**WHAT THE TASK ASKS**.
Keep only the lines of the listing that include the word "type", and copy them.

**INFORMATION SUPPLIED**.
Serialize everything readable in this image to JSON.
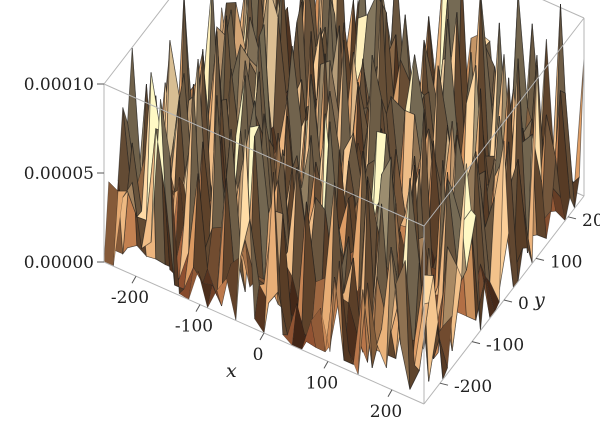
{
  "chart_data": {
    "type": "surface3d",
    "title": "",
    "xlabel": "x",
    "ylabel": "y",
    "zlabel": "",
    "xlim": [
      -250,
      250
    ],
    "ylim": [
      -250,
      250
    ],
    "zlim": [
      0,
      0.0001
    ],
    "x_ticks": [
      "-200",
      "-100",
      "0",
      "100",
      "200"
    ],
    "y_ticks": [
      "-200",
      "-100",
      "0",
      "100",
      "200"
    ],
    "z_ticks": [
      "0.00000",
      "0.00005",
      "0.00010"
    ],
    "colors": {
      "low": "#5a1e0e",
      "mid": "#c48a58",
      "high": "#f3dcae",
      "edge": "#1a1a1a",
      "box": "#b5b5b5"
    },
    "description_values": {
      "surface": "noisy spiky surface over x,y in [-250,250] with peaks up to about 0.00011 and many points near 0"
    }
  }
}
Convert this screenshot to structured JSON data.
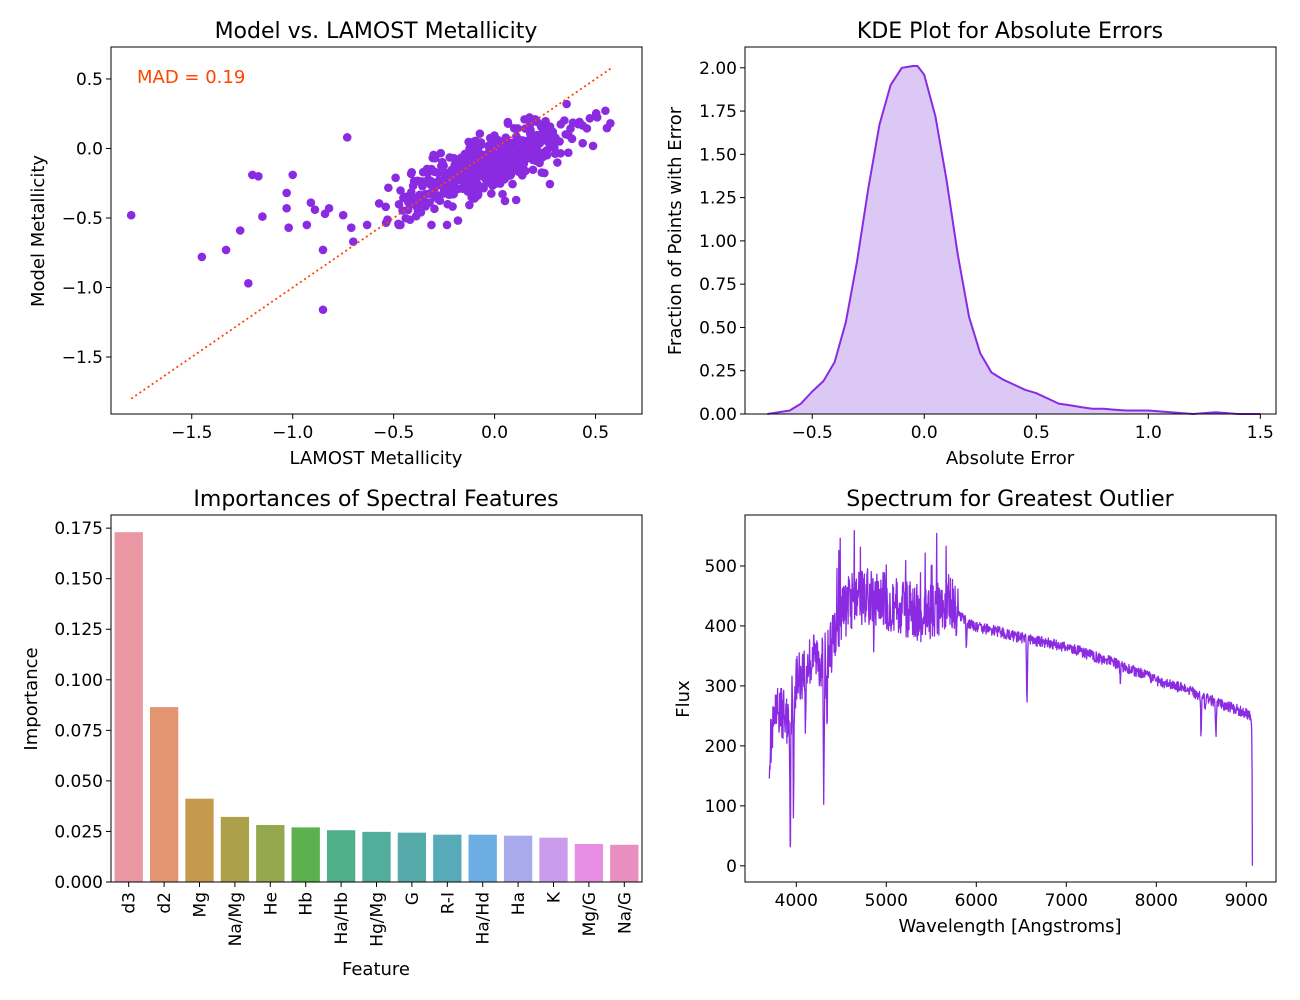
{
  "chart_data": [
    {
      "type": "scatter",
      "title": "Model vs. LAMOST Metallicity",
      "xlabel": "LAMOST Metallicity",
      "ylabel": "Model Metallicity",
      "xlim": [
        -1.9,
        0.73
      ],
      "ylim": [
        -1.91,
        0.73
      ],
      "xticks": [
        -1.5,
        -1.0,
        -0.5,
        0.0,
        0.5
      ],
      "xtick_labels": [
        "−1.5",
        "−1.0",
        "−0.5",
        "0.0",
        "0.5"
      ],
      "yticks": [
        -1.5,
        -1.0,
        -0.5,
        0.0,
        0.5
      ],
      "ytick_labels": [
        "−1.5",
        "−1.0",
        "−0.5",
        "0.0",
        "0.5"
      ],
      "annotation": "MAD = 0.19",
      "annotation_color": "#ff4500",
      "point_color": "#8a2be2",
      "reference_line": {
        "x": [
          -1.8,
          0.58
        ],
        "y": [
          -1.8,
          0.58
        ],
        "style": "dotted",
        "color": "#ff4500"
      },
      "outlier_points": [
        {
          "x": -1.8,
          "y": -0.48
        },
        {
          "x": -1.45,
          "y": -0.78
        },
        {
          "x": -1.33,
          "y": -0.73
        },
        {
          "x": -1.26,
          "y": -0.59
        },
        {
          "x": -1.22,
          "y": -0.97
        },
        {
          "x": -1.2,
          "y": -0.19
        },
        {
          "x": -1.17,
          "y": -0.2
        },
        {
          "x": -1.15,
          "y": -0.49
        },
        {
          "x": -1.02,
          "y": -0.57
        },
        {
          "x": -1.03,
          "y": -0.32
        },
        {
          "x": -1.03,
          "y": -0.43
        },
        {
          "x": -1.0,
          "y": -0.19
        },
        {
          "x": -0.93,
          "y": -0.55
        },
        {
          "x": -0.91,
          "y": -0.39
        },
        {
          "x": -0.89,
          "y": -0.44
        },
        {
          "x": -0.85,
          "y": -1.16
        },
        {
          "x": -0.85,
          "y": -0.73
        },
        {
          "x": -0.84,
          "y": -0.47
        },
        {
          "x": -0.82,
          "y": -0.43
        },
        {
          "x": -0.73,
          "y": 0.08
        },
        {
          "x": -0.7,
          "y": -0.67
        },
        {
          "x": -0.71,
          "y": -0.57
        }
      ],
      "cluster": {
        "count": 520,
        "x_center": -0.05,
        "x_sd": 0.22,
        "slope": 0.6,
        "intercept": -0.1,
        "y_noise_sd": 0.1
      }
    },
    {
      "type": "area",
      "title": "KDE Plot for Absolute Errors",
      "xlabel": "Absolute Error",
      "ylabel": "Fraction of Points with Error",
      "xlim": [
        -0.8,
        1.57
      ],
      "ylim": [
        0,
        2.12
      ],
      "xticks": [
        -0.5,
        0.0,
        0.5,
        1.0,
        1.5
      ],
      "xtick_labels": [
        "−0.5",
        "0.0",
        "0.5",
        "1.0",
        "1.5"
      ],
      "yticks": [
        0.0,
        0.25,
        0.5,
        0.75,
        1.0,
        1.25,
        1.5,
        1.75,
        2.0
      ],
      "ytick_labels": [
        "0.00",
        "0.25",
        "0.50",
        "0.75",
        "1.00",
        "1.25",
        "1.50",
        "1.75",
        "2.00"
      ],
      "line_color": "#8a2be2",
      "fill_color": "#dcc8f5",
      "x": [
        -0.7,
        -0.6,
        -0.55,
        -0.5,
        -0.45,
        -0.4,
        -0.35,
        -0.3,
        -0.25,
        -0.2,
        -0.15,
        -0.1,
        -0.05,
        -0.03,
        0.0,
        0.05,
        0.1,
        0.15,
        0.2,
        0.25,
        0.3,
        0.35,
        0.4,
        0.45,
        0.5,
        0.55,
        0.6,
        0.65,
        0.7,
        0.75,
        0.8,
        0.85,
        0.9,
        0.95,
        1.0,
        1.05,
        1.1,
        1.15,
        1.2,
        1.25,
        1.3,
        1.35,
        1.4,
        1.45,
        1.5
      ],
      "y": [
        0.0,
        0.02,
        0.06,
        0.13,
        0.19,
        0.3,
        0.53,
        0.88,
        1.3,
        1.67,
        1.9,
        2.0,
        2.01,
        2.01,
        1.96,
        1.72,
        1.35,
        0.92,
        0.56,
        0.35,
        0.24,
        0.2,
        0.17,
        0.14,
        0.12,
        0.09,
        0.06,
        0.05,
        0.04,
        0.03,
        0.03,
        0.025,
        0.02,
        0.02,
        0.02,
        0.015,
        0.01,
        0.005,
        0.0,
        0.005,
        0.01,
        0.005,
        0.0,
        0.0,
        0.0
      ]
    },
    {
      "type": "bar",
      "title": "Importances of Spectral Features",
      "xlabel": "Feature",
      "ylabel": "Importance",
      "ylim": [
        0,
        0.1815
      ],
      "yticks": [
        0.0,
        0.025,
        0.05,
        0.075,
        0.1,
        0.125,
        0.15,
        0.175
      ],
      "ytick_labels": [
        "0.000",
        "0.025",
        "0.050",
        "0.075",
        "0.100",
        "0.125",
        "0.150",
        "0.175"
      ],
      "categories": [
        "d3",
        "d2",
        "Mg",
        "Na/Mg",
        "He",
        "Hb",
        "Ha/Hb",
        "Hg/Mg",
        "G",
        "R-I",
        "Ha/Hd",
        "Ha",
        "K",
        "Mg/G",
        "Na/G"
      ],
      "values": [
        0.173,
        0.0865,
        0.0412,
        0.0322,
        0.0282,
        0.027,
        0.0256,
        0.0248,
        0.0244,
        0.0234,
        0.0234,
        0.0229,
        0.0219,
        0.0188,
        0.0184
      ],
      "colors": [
        "#ea96a3",
        "#e39572",
        "#c59a4d",
        "#aca04b",
        "#96a84e",
        "#5cb04e",
        "#50b087",
        "#52ae9c",
        "#55aba9",
        "#57aab8",
        "#6caee3",
        "#a9aaec",
        "#cb9ceb",
        "#e78fe3",
        "#e88fbf"
      ]
    },
    {
      "type": "line",
      "title": "Spectrum for Greatest Outlier",
      "xlabel": "Wavelength [Angstroms]",
      "ylabel": "Flux",
      "xlim": [
        3430,
        9330
      ],
      "ylim": [
        -27,
        585
      ],
      "xticks": [
        4000,
        5000,
        6000,
        7000,
        8000,
        9000
      ],
      "xtick_labels": [
        "4000",
        "5000",
        "6000",
        "7000",
        "8000",
        "9000"
      ],
      "yticks": [
        0,
        100,
        200,
        300,
        400,
        500
      ],
      "ytick_labels": [
        "0",
        "100",
        "200",
        "300",
        "400",
        "500"
      ],
      "line_color": "#8a2be2",
      "continuum": {
        "x": [
          3700,
          3750,
          3800,
          3850,
          3900,
          3950,
          4000,
          4100,
          4200,
          4300,
          4400,
          4500,
          4600,
          4800,
          5000,
          5200,
          5400,
          5600,
          5700,
          5800,
          5900,
          6000,
          6200,
          6500,
          7000,
          7500,
          8000,
          8400,
          8700,
          9000,
          9070
        ],
        "y": [
          190,
          230,
          260,
          255,
          240,
          280,
          310,
          330,
          350,
          340,
          370,
          420,
          440,
          450,
          440,
          430,
          420,
          430,
          440,
          420,
          405,
          398,
          392,
          380,
          365,
          340,
          310,
          290,
          270,
          255,
          245
        ]
      },
      "absorption_lines": [
        {
          "x": 3933,
          "y": 30
        },
        {
          "x": 3968,
          "y": 80
        },
        {
          "x": 4101,
          "y": 220
        },
        {
          "x": 4305,
          "y": 70
        },
        {
          "x": 4340,
          "y": 230
        },
        {
          "x": 4861,
          "y": 340
        },
        {
          "x": 5890,
          "y": 360
        },
        {
          "x": 6563,
          "y": 270
        },
        {
          "x": 7600,
          "y": 310
        },
        {
          "x": 8498,
          "y": 215
        },
        {
          "x": 8542,
          "y": 255
        },
        {
          "x": 8662,
          "y": 215
        },
        {
          "x": 9070,
          "y": 0
        }
      ]
    }
  ]
}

**EXERCISE ANSWER**.
    "type": "surface3d",
      "type": "scatter",
      "type": "area",
      "type": "bar",
      "type": "line",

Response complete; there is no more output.